__TASK PROMPT__
Please say how many lines of the listing hold "实现政府的根本目的", with no other words in the answer.

######

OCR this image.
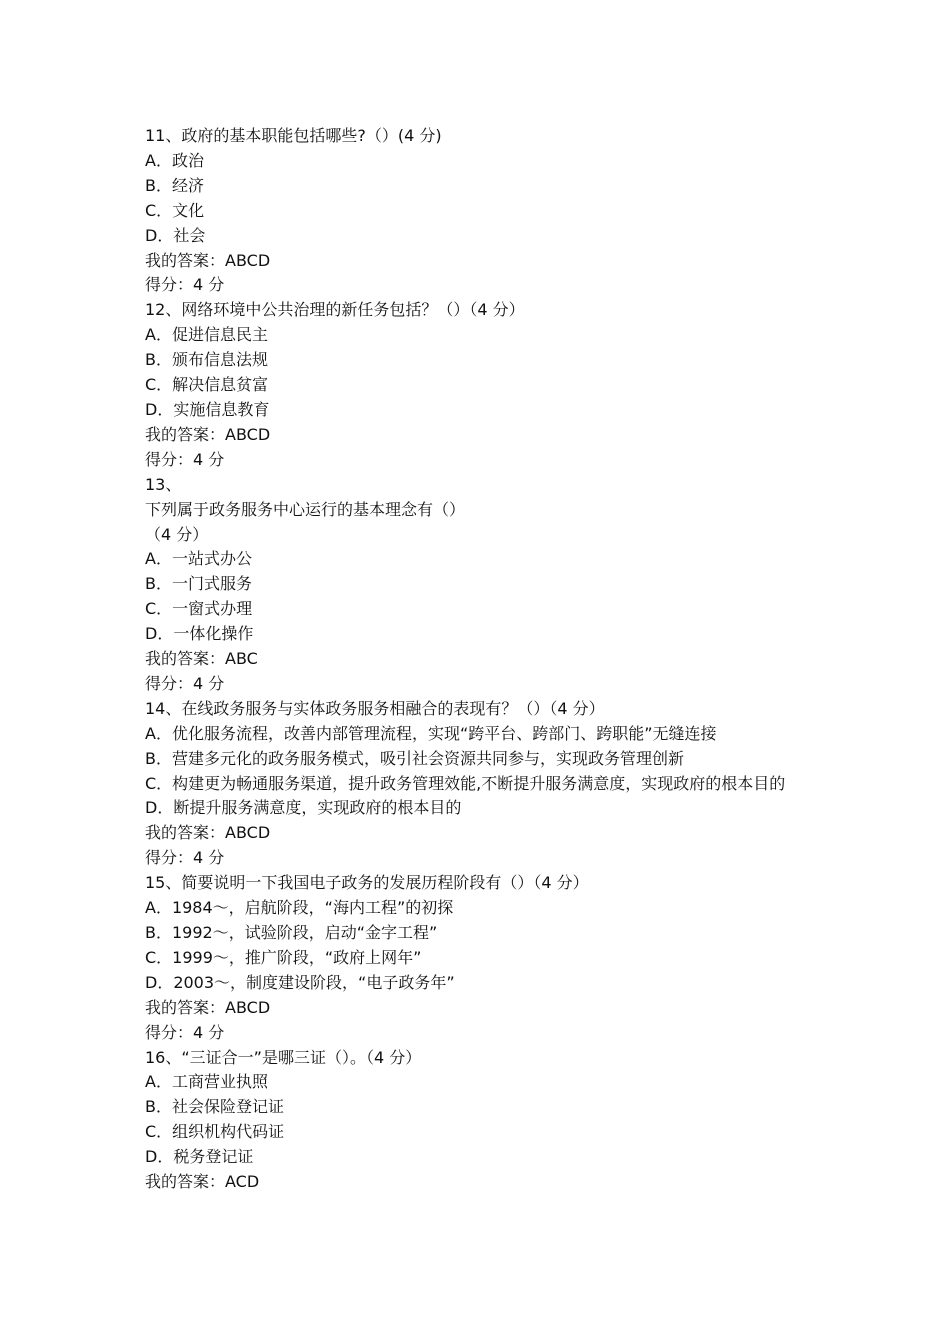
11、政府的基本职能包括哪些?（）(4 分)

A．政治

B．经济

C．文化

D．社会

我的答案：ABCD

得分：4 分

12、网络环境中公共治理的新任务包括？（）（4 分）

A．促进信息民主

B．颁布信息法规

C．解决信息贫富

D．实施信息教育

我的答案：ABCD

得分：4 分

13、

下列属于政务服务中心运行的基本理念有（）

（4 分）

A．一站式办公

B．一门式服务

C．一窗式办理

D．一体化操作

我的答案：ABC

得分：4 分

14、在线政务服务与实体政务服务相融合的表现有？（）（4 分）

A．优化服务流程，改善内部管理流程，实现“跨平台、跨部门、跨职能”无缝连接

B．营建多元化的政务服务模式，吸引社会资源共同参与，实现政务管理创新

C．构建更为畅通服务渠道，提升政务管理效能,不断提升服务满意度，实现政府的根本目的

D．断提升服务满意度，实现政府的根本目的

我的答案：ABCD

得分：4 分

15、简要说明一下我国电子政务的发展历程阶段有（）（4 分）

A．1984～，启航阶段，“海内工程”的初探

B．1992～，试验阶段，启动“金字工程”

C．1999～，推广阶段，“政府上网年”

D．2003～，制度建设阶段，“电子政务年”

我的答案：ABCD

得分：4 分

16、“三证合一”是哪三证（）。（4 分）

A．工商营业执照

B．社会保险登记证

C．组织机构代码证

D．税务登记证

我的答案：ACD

######

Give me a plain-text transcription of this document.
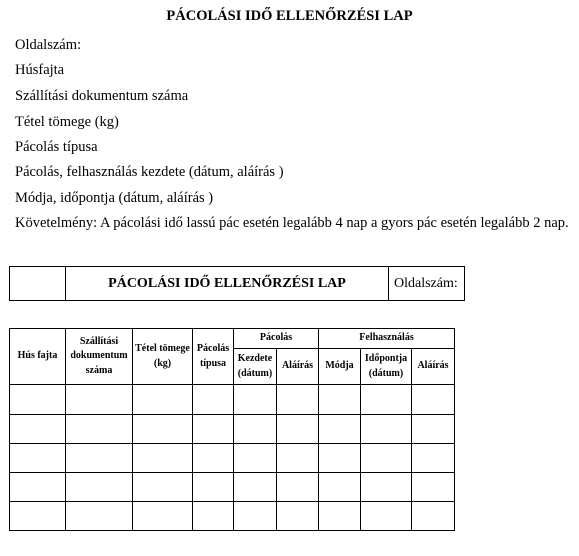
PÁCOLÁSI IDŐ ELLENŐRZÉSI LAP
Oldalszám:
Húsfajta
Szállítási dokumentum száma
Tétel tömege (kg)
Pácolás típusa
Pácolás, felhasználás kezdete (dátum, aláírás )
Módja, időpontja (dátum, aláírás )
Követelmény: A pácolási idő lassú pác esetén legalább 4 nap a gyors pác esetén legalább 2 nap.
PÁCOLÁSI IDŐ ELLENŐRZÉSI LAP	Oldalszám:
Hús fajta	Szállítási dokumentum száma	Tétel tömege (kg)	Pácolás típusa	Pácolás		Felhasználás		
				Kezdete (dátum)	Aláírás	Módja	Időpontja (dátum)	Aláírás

######

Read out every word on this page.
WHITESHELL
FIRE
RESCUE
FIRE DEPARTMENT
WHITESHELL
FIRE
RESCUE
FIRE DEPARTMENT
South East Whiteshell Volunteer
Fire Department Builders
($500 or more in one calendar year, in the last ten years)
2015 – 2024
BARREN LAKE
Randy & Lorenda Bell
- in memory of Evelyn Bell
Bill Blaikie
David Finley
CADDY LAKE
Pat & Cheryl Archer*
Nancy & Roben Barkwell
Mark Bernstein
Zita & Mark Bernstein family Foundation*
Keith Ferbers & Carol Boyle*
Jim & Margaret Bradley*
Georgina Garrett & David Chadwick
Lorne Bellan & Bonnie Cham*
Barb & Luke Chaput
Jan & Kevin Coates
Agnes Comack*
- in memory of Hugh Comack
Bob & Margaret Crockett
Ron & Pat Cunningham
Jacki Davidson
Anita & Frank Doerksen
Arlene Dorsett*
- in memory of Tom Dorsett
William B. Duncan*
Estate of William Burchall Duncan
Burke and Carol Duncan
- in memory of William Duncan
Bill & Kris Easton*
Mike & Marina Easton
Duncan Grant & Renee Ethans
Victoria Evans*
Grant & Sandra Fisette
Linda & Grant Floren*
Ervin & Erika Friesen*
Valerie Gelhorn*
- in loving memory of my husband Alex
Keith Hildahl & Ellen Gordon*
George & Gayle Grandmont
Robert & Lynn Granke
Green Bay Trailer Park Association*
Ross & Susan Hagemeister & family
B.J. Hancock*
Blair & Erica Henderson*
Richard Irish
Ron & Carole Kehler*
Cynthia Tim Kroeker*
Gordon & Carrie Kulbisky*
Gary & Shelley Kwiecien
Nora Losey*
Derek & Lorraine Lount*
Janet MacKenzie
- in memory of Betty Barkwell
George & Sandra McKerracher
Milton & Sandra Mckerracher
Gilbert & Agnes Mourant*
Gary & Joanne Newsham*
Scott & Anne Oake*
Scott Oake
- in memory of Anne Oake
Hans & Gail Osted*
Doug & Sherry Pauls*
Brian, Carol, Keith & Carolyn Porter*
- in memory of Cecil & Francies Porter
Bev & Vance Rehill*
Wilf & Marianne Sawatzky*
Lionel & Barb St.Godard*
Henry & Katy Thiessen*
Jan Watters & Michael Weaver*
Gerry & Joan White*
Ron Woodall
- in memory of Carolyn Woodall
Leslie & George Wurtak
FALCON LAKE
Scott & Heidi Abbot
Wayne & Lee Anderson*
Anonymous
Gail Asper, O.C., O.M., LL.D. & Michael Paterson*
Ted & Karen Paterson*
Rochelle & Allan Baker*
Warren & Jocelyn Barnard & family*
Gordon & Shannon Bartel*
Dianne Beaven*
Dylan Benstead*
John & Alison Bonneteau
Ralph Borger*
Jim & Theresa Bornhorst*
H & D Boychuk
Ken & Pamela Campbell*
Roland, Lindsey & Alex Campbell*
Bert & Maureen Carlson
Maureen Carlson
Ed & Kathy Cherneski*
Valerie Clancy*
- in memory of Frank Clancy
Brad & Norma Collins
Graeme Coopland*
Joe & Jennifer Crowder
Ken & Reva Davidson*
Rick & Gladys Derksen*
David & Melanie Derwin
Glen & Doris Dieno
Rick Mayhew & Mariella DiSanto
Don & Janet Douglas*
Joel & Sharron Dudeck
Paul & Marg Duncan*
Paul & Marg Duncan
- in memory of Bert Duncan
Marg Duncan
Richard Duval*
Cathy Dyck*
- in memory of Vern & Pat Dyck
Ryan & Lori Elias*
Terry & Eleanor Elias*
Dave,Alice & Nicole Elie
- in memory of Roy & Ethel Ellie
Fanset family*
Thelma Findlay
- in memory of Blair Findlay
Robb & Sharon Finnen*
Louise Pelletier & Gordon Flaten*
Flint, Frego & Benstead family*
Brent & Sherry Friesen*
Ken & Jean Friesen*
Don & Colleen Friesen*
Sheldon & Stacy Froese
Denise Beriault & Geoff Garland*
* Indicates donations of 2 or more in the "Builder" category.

######

__EXERCISE OUTPUT__
2